**TASK DESCRIPTION:** All lines below must be repeated exactly, with the pictures omitted.

**EXTRACTED INFORMATION:**
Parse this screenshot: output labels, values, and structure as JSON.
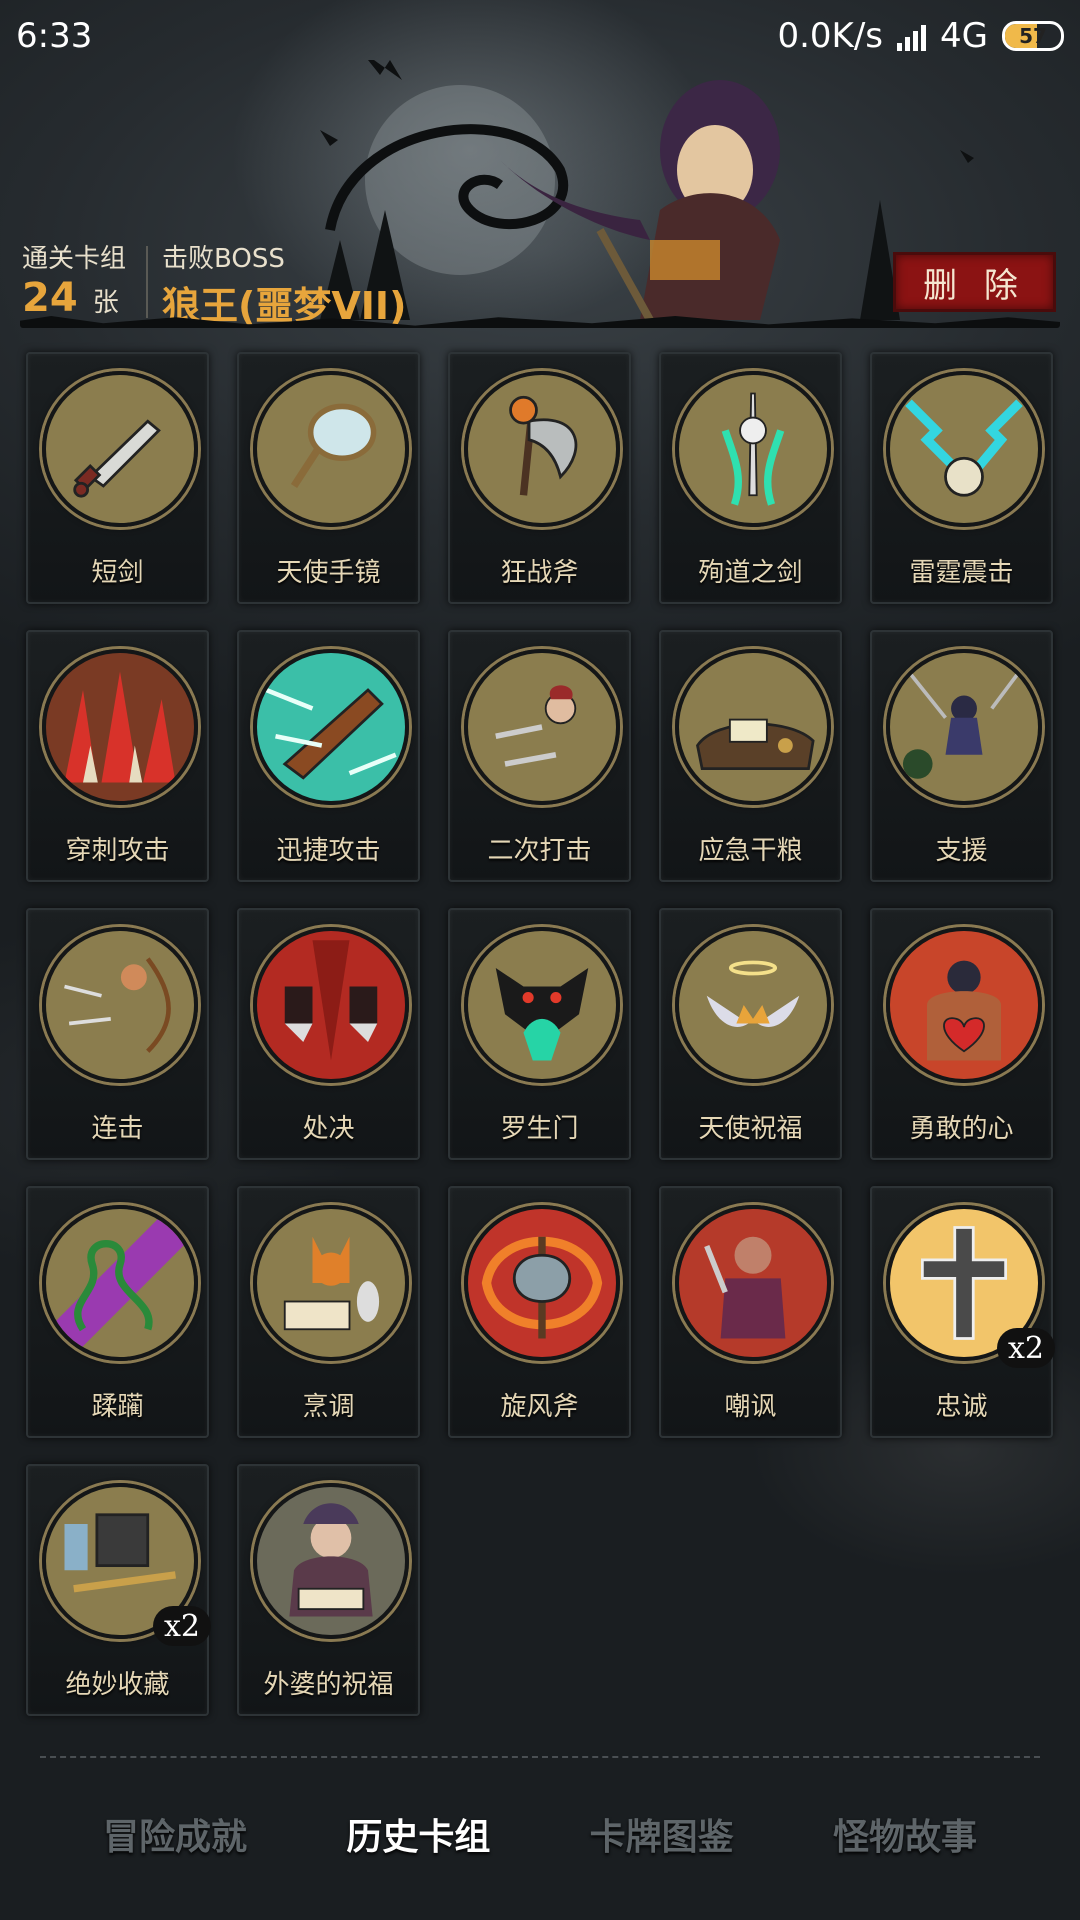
{
  "status_bar": {
    "time": "6:33",
    "network_speed": "0.0K/s",
    "signal_type": "4G",
    "battery": "57",
    "battery_level": 0.57
  },
  "header": {
    "cleared_deck_label": "通关卡组",
    "cleared_deck_count": "24",
    "cleared_deck_unit": "张",
    "boss_label": "击败BOSS",
    "boss_name": "狼王(噩梦VII)",
    "delete_label": "删 除"
  },
  "cards": [
    {
      "name": "短剑",
      "icon": "dagger-icon",
      "bg": "#8b7d4e"
    },
    {
      "name": "天使手镜",
      "icon": "hand-mirror-icon",
      "bg": "#8b7d4e"
    },
    {
      "name": "狂战斧",
      "icon": "battle-axe-icon",
      "bg": "#8b7d4e"
    },
    {
      "name": "殉道之剑",
      "icon": "martyr-sword-icon",
      "bg": "#8b7d4e"
    },
    {
      "name": "雷霆震击",
      "icon": "thunder-strike-icon",
      "bg": "#8b7d4e"
    },
    {
      "name": "穿刺攻击",
      "icon": "spike-attack-icon",
      "bg": "#7a3a24"
    },
    {
      "name": "迅捷攻击",
      "icon": "swift-attack-icon",
      "bg": "#3bbfa8"
    },
    {
      "name": "二次打击",
      "icon": "double-strike-icon",
      "bg": "#8b7d4e"
    },
    {
      "name": "应急干粮",
      "icon": "emergency-rations-icon",
      "bg": "#8b7d4e"
    },
    {
      "name": "支援",
      "icon": "support-icon",
      "bg": "#8b7d4e"
    },
    {
      "name": "连击",
      "icon": "combo-archer-icon",
      "bg": "#8b7d4e"
    },
    {
      "name": "处决",
      "icon": "execution-icon",
      "bg": "#b32a22"
    },
    {
      "name": "罗生门",
      "icon": "rashomon-demon-icon",
      "bg": "#8b7d4e"
    },
    {
      "name": "天使祝福",
      "icon": "angel-blessing-icon",
      "bg": "#8b7d4e"
    },
    {
      "name": "勇敢的心",
      "icon": "brave-heart-icon",
      "bg": "#c8452a"
    },
    {
      "name": "蹂躏",
      "icon": "ravage-thorns-icon",
      "bg": "#8b7d4e"
    },
    {
      "name": "烹调",
      "icon": "cooking-fox-icon",
      "bg": "#8b7d4e"
    },
    {
      "name": "旋风斧",
      "icon": "whirlwind-axe-icon",
      "bg": "#c0342a"
    },
    {
      "name": "嘲讽",
      "icon": "taunt-icon",
      "bg": "#b53a2a"
    },
    {
      "name": "忠诚",
      "icon": "loyalty-cross-icon",
      "bg": "#f2c56a",
      "badge": "x2"
    },
    {
      "name": "绝妙收藏",
      "icon": "collection-icon",
      "bg": "#8b7d4e",
      "badge": "x2"
    },
    {
      "name": "外婆的祝福",
      "icon": "grandma-blessing-icon",
      "bg": "#6b6a5a"
    }
  ],
  "tabs": [
    {
      "label": "冒险成就",
      "active": false
    },
    {
      "label": "历史卡组",
      "active": true
    },
    {
      "label": "卡牌图鉴",
      "active": false
    },
    {
      "label": "怪物故事",
      "active": false
    }
  ]
}
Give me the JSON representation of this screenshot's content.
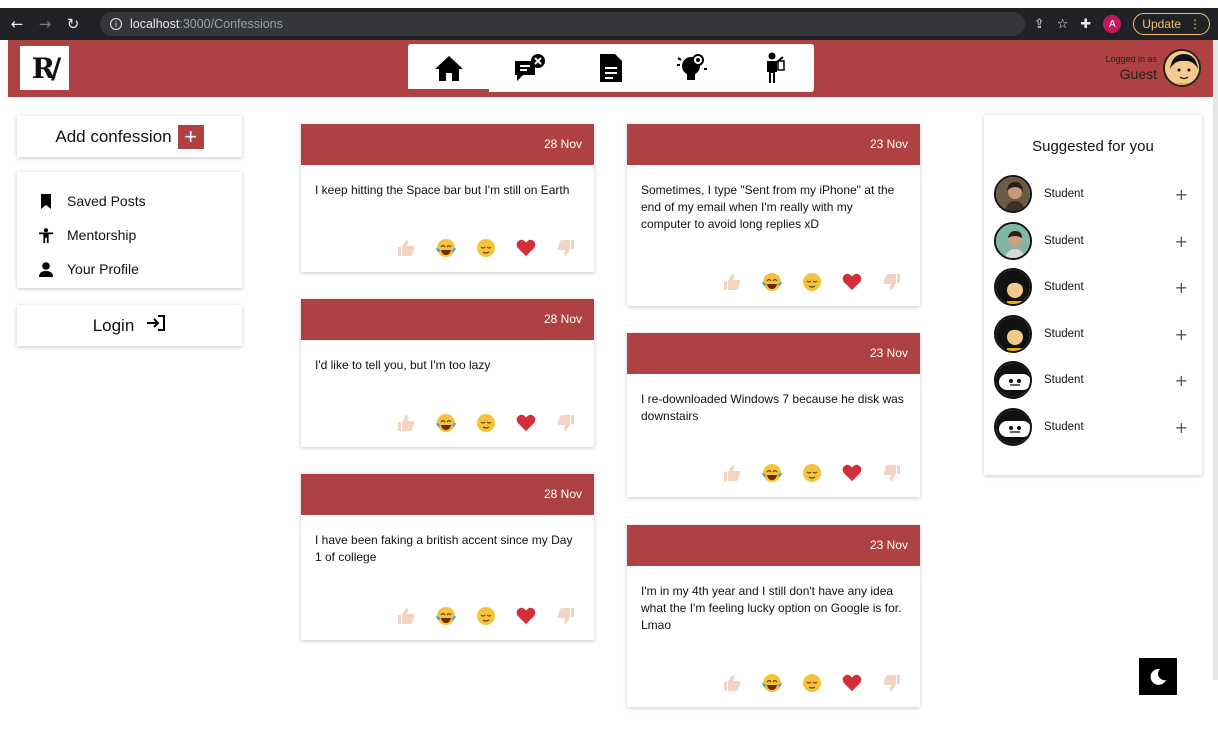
{
  "browser": {
    "url_host": "localhost",
    "url_path": ":3000/Confessions",
    "update_label": "Update",
    "profile_letter": "A"
  },
  "header": {
    "logo_text": "R/",
    "logged_in_label": "Logged in as",
    "user_name": "Guest"
  },
  "sidebar": {
    "add_confession_label": "Add confession",
    "menu": [
      {
        "label": "Saved Posts",
        "icon": "bookmark-icon"
      },
      {
        "label": "Mentorship",
        "icon": "person-raised-icon"
      },
      {
        "label": "Your Profile",
        "icon": "user-icon"
      }
    ],
    "login_label": "Login"
  },
  "posts_left": [
    {
      "date": "28 Nov",
      "text": "I keep hitting the Space bar but I'm still on Earth"
    },
    {
      "date": "28 Nov",
      "text": "I'd like to tell you, but I'm too lazy"
    },
    {
      "date": "28 Nov",
      "text": "I have been faking a british accent since my Day 1 of college"
    }
  ],
  "posts_right": [
    {
      "date": "23 Nov",
      "text": "Sometimes, I type \"Sent from my iPhone\" at the end of my email when I'm really with my computer to avoid long replies xD"
    },
    {
      "date": "23 Nov",
      "text": "I re-downloaded Windows 7 because he disk was downstairs"
    },
    {
      "date": "23 Nov",
      "text": "I'm in my 4th year and I still don't have any idea what the I'm feeling lucky option on Google is for. Lmao"
    }
  ],
  "suggestions": {
    "title": "Suggested for you",
    "items": [
      {
        "name": "Student"
      },
      {
        "name": "Student"
      },
      {
        "name": "Student"
      },
      {
        "name": "Student"
      },
      {
        "name": "Student"
      },
      {
        "name": "Student"
      }
    ]
  },
  "colors": {
    "brand": "#b04142",
    "chrome": "#202124"
  }
}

**EXPECTED ANSWER:**
Parse this screenshot: output labels, values, and structure as JSON.
{
  "status_bar": {
    "time": "6:33",
    "network_speed": "0.0K/s",
    "signal_type": "4G",
    "battery": "57",
    "battery_level": 0.57
  },
  "header": {
    "cleared_deck_label": "通关卡组",
    "cleared_deck_count": "24",
    "cleared_deck_unit": "张",
    "boss_label": "击败BOSS",
    "boss_name": "狼王(噩梦VII)",
    "delete_label": "删 除"
  },
  "cards": [
    {
      "name": "短剑",
      "icon": "dagger-icon",
      "bg": "#8b7d4e"
    },
    {
      "name": "天使手镜",
      "icon": "hand-mirror-icon",
      "bg": "#8b7d4e"
    },
    {
      "name": "狂战斧",
      "icon": "battle-axe-icon",
      "bg": "#8b7d4e"
    },
    {
      "name": "殉道之剑",
      "icon": "martyr-sword-icon",
      "bg": "#8b7d4e"
    },
    {
      "name": "雷霆震击",
      "icon": "thunder-strike-icon",
      "bg": "#8b7d4e"
    },
    {
      "name": "穿刺攻击",
      "icon": "spike-attack-icon",
      "bg": "#7a3a24"
    },
    {
      "name": "迅捷攻击",
      "icon": "swift-attack-icon",
      "bg": "#3bbfa8"
    },
    {
      "name": "二次打击",
      "icon": "double-strike-icon",
      "bg": "#8b7d4e"
    },
    {
      "name": "应急干粮",
      "icon": "emergency-rations-icon",
      "bg": "#8b7d4e"
    },
    {
      "name": "支援",
      "icon": "support-icon",
      "bg": "#8b7d4e"
    },
    {
      "name": "连击",
      "icon": "combo-archer-icon",
      "bg": "#8b7d4e"
    },
    {
      "name": "处决",
      "icon": "execution-icon",
      "bg": "#b32a22"
    },
    {
      "name": "罗生门",
      "icon": "rashomon-demon-icon",
      "bg": "#8b7d4e"
    },
    {
      "name": "天使祝福",
      "icon": "angel-blessing-icon",
      "bg": "#8b7d4e"
    },
    {
      "name": "勇敢的心",
      "icon": "brave-heart-icon",
      "bg": "#c8452a"
    },
    {
      "name": "蹂躏",
      "icon": "ravage-thorns-icon",
      "bg": "#8b7d4e"
    },
    {
      "name": "烹调",
      "icon": "cooking-fox-icon",
      "bg": "#8b7d4e"
    },
    {
      "name": "旋风斧",
      "icon": "whirlwind-axe-icon",
      "bg": "#c0342a"
    },
    {
      "name": "嘲讽",
      "icon": "taunt-icon",
      "bg": "#b53a2a"
    },
    {
      "name": "忠诚",
      "icon": "loyalty-cross-icon",
      "bg": "#f2c56a",
      "badge": "x2"
    },
    {
      "name": "绝妙收藏",
      "icon": "collection-icon",
      "bg": "#8b7d4e",
      "badge": "x2"
    },
    {
      "name": "外婆的祝福",
      "icon": "grandma-blessing-icon",
      "bg": "#6b6a5a"
    }
  ],
  "tabs": [
    {
      "label": "冒险成就",
      "active": false
    },
    {
      "label": "历史卡组",
      "active": true
    },
    {
      "label": "卡牌图鉴",
      "active": false
    },
    {
      "label": "怪物故事",
      "active": false
    }
  ]
}
Give me the JSON representation of this screenshot's content.
{
  "browser": {
    "url_host": "localhost",
    "url_path": ":3000/Confessions",
    "update_label": "Update",
    "profile_letter": "A"
  },
  "header": {
    "logo_text": "R/",
    "logged_in_label": "Logged in as",
    "user_name": "Guest"
  },
  "sidebar": {
    "add_confession_label": "Add confession",
    "menu": [
      {
        "label": "Saved Posts",
        "icon": "bookmark-icon"
      },
      {
        "label": "Mentorship",
        "icon": "person-raised-icon"
      },
      {
        "label": "Your Profile",
        "icon": "user-icon"
      }
    ],
    "login_label": "Login"
  },
  "posts_left": [
    {
      "date": "28 Nov",
      "text": "I keep hitting the Space bar but I'm still on Earth"
    },
    {
      "date": "28 Nov",
      "text": "I'd like to tell you, but I'm too lazy"
    },
    {
      "date": "28 Nov",
      "text": "I have been faking a british accent since my Day 1 of college"
    }
  ],
  "posts_right": [
    {
      "date": "23 Nov",
      "text": "Sometimes, I type \"Sent from my iPhone\" at the end of my email when I'm really with my computer to avoid long replies xD"
    },
    {
      "date": "23 Nov",
      "text": "I re-downloaded Windows 7 because he disk was downstairs"
    },
    {
      "date": "23 Nov",
      "text": "I'm in my 4th year and I still don't have any idea what the I'm feeling lucky option on Google is for. Lmao"
    }
  ],
  "suggestions": {
    "title": "Suggested for you",
    "items": [
      {
        "name": "Student"
      },
      {
        "name": "Student"
      },
      {
        "name": "Student"
      },
      {
        "name": "Student"
      },
      {
        "name": "Student"
      },
      {
        "name": "Student"
      }
    ]
  },
  "colors": {
    "brand": "#b04142",
    "chrome": "#202124"
  }
}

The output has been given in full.